• **TASK DESCRIPTION**: In the post below, how long has the writer been living with their fiancé?

• **PASSAGE**:
Am I being paranoid or not? My fiancé and I have been living together for little over a year now. I have met and fell in love with his family and friends. His mother, I adore and we have lovely times together and not once have I ever been questioned about my past.
My problem is, his father has been in failing health for the last six months and had passed away last week. Well before his passing either his ex who happened to find out by breaking into our home and ransacking my stuff to dig up dirt on me told his father or his brother did by hearing it from his ex. Well his father who ,happens to be very religious , was not very happy to hear this kind of news. I'm not sure how much of the family knows about me now, or how they feel about me now. I'm not sure how my fiancé is feeling about it now, we haven't talked since he has been gone for two weeks now. I knew something has been bothering my fiancé for the last few months but I figured it was his fathers health. My parents ,who happen to be very religious also but are trying to deal with having another daughter, also adore my fiancé and tell me to just give him time to deal with his fathers passing. Which I have been, but the non communication the last few weeks is killing me. On top of everything going on I stopped taking hormones an stopped smoking for my up coming srs in sept.
I know he loves me and I love him, and I pray things will all work out. I think I'm more afraid of him joining me in Thailand for srs and having a bunch of stress while there, I don't need that. My mom and I talk a lot and when she seen me upset she gave me advise on don't worry about everything so much, men are men and no changing that.

(Page layout parsing data)
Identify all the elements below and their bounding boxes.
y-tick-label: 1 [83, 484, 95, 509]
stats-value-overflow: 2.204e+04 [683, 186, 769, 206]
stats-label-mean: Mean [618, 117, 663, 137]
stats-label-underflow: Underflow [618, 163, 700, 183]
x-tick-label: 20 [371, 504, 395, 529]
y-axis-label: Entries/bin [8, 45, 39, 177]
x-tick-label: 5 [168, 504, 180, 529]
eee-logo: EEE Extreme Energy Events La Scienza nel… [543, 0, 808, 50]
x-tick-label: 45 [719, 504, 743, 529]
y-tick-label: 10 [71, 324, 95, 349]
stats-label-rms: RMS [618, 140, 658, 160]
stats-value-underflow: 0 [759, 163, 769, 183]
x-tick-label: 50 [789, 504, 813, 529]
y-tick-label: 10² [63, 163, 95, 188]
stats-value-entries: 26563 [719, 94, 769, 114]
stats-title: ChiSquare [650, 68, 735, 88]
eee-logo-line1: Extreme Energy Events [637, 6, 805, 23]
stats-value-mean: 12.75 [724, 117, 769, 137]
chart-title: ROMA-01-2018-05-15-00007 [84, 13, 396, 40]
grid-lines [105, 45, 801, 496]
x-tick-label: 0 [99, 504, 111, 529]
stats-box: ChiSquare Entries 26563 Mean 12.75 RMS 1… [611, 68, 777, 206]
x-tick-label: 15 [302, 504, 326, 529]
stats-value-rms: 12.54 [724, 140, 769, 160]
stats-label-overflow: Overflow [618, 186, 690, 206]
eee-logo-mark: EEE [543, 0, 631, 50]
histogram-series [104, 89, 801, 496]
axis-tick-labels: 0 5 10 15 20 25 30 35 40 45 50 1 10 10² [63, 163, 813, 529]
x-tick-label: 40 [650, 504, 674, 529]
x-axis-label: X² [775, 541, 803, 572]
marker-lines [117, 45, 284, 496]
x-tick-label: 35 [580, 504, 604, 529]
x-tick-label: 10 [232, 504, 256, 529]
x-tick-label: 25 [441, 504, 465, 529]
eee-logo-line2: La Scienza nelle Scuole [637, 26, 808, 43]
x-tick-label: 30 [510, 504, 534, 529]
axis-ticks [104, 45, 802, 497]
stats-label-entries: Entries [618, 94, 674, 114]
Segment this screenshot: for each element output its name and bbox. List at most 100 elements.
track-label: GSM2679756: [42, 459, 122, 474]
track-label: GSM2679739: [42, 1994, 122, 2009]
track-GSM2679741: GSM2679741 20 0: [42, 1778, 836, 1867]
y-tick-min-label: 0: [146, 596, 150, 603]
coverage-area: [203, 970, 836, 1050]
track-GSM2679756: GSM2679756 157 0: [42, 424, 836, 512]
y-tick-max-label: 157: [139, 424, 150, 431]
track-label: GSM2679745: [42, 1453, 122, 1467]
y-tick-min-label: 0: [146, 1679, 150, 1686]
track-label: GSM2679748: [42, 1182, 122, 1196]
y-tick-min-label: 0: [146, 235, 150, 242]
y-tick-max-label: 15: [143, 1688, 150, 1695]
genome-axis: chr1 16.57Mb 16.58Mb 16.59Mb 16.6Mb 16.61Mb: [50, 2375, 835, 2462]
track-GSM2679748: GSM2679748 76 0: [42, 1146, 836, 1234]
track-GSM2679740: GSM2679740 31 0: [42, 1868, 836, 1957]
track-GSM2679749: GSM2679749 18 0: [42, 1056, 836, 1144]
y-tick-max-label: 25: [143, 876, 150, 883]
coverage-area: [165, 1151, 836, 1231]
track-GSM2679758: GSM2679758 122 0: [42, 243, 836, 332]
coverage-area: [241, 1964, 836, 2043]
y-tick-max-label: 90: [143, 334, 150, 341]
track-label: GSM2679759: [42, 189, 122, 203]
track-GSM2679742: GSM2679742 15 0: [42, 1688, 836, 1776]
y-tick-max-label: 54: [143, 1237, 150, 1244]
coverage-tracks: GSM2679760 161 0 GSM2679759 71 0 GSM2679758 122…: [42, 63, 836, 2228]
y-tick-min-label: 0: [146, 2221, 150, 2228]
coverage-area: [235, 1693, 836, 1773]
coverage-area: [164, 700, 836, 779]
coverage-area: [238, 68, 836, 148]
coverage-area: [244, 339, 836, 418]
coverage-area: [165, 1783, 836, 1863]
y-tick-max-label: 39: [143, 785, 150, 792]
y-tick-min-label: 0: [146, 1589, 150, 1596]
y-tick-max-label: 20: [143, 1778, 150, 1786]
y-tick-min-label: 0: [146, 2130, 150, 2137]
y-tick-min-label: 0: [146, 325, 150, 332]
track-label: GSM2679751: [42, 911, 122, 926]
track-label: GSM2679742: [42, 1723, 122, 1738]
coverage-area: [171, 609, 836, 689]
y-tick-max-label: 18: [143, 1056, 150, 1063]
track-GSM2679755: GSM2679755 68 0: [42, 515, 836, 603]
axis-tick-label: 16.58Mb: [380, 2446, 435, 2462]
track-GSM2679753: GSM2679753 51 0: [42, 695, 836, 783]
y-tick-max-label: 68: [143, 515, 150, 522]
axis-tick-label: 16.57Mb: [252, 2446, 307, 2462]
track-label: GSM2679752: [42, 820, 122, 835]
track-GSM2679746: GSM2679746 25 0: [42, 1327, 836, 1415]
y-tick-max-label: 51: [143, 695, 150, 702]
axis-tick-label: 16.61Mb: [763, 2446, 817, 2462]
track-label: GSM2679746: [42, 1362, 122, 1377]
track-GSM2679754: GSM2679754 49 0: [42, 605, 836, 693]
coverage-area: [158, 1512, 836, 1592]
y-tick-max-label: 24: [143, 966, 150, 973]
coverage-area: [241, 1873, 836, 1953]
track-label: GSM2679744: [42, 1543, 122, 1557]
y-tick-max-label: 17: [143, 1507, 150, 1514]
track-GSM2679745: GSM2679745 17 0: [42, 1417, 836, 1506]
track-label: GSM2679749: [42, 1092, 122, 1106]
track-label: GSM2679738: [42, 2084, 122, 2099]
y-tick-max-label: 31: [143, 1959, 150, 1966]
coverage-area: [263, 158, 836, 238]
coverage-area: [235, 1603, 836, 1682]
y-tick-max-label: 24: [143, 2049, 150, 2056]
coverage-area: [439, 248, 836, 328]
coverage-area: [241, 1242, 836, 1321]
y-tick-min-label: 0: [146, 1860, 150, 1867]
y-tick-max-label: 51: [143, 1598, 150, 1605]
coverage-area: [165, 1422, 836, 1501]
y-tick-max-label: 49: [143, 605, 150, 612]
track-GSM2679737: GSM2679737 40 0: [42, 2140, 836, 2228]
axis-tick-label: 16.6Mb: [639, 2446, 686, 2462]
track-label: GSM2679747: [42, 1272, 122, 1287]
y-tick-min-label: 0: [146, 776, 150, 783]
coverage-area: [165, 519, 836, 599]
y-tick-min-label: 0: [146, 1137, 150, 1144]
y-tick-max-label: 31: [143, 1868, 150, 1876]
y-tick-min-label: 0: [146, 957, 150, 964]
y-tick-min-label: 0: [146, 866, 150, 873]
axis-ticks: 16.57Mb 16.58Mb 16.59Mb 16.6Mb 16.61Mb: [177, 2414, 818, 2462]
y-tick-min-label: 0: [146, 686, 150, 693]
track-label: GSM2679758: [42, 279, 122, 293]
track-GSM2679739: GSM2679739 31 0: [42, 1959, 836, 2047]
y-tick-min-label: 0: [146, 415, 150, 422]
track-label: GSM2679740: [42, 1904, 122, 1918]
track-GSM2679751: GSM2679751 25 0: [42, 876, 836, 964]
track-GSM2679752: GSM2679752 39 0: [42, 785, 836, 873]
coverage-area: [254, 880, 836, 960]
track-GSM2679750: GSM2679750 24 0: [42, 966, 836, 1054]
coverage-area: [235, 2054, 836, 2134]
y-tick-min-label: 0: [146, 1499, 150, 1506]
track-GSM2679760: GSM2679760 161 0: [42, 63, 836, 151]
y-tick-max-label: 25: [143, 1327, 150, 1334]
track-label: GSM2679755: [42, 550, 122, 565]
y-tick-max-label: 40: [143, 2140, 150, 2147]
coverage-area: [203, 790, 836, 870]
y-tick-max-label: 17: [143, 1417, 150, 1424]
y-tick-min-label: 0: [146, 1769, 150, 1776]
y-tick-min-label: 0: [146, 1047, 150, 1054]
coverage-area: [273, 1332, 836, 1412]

• **SOLUTION FOR THIS TASK**: A little over a year.